Collected data
--------------------
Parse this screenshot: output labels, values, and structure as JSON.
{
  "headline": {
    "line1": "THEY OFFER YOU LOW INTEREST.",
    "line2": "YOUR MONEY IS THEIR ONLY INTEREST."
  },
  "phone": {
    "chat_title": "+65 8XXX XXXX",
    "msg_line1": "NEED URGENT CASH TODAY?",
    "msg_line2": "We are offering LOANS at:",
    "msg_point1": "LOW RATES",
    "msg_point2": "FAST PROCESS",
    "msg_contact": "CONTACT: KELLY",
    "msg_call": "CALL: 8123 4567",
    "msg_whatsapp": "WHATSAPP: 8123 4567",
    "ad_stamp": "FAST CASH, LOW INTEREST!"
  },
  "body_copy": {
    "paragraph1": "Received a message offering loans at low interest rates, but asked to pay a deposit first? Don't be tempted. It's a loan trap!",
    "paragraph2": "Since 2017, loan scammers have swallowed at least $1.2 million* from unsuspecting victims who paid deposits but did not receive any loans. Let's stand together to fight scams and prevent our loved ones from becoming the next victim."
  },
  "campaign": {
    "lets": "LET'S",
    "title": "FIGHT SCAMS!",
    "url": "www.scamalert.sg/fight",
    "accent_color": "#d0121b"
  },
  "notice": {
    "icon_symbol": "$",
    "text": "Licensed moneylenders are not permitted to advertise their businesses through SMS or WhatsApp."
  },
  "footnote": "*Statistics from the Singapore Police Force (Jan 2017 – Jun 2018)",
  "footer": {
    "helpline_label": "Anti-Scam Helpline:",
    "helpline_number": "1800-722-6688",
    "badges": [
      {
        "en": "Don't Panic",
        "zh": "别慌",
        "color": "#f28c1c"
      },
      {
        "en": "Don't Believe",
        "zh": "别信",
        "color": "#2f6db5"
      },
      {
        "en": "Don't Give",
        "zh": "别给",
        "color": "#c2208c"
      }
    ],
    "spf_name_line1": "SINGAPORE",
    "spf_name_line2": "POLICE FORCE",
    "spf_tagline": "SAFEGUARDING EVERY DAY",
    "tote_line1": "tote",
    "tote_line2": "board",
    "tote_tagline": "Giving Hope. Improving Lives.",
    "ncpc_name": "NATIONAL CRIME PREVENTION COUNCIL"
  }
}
--------------------
Report every line containing the word "CASH" from the listing above.

FINISHED ANSWER:
    "msg_line1": "NEED URGENT CASH TODAY?",
    "ad_stamp": "FAST CASH, LOW INTEREST!"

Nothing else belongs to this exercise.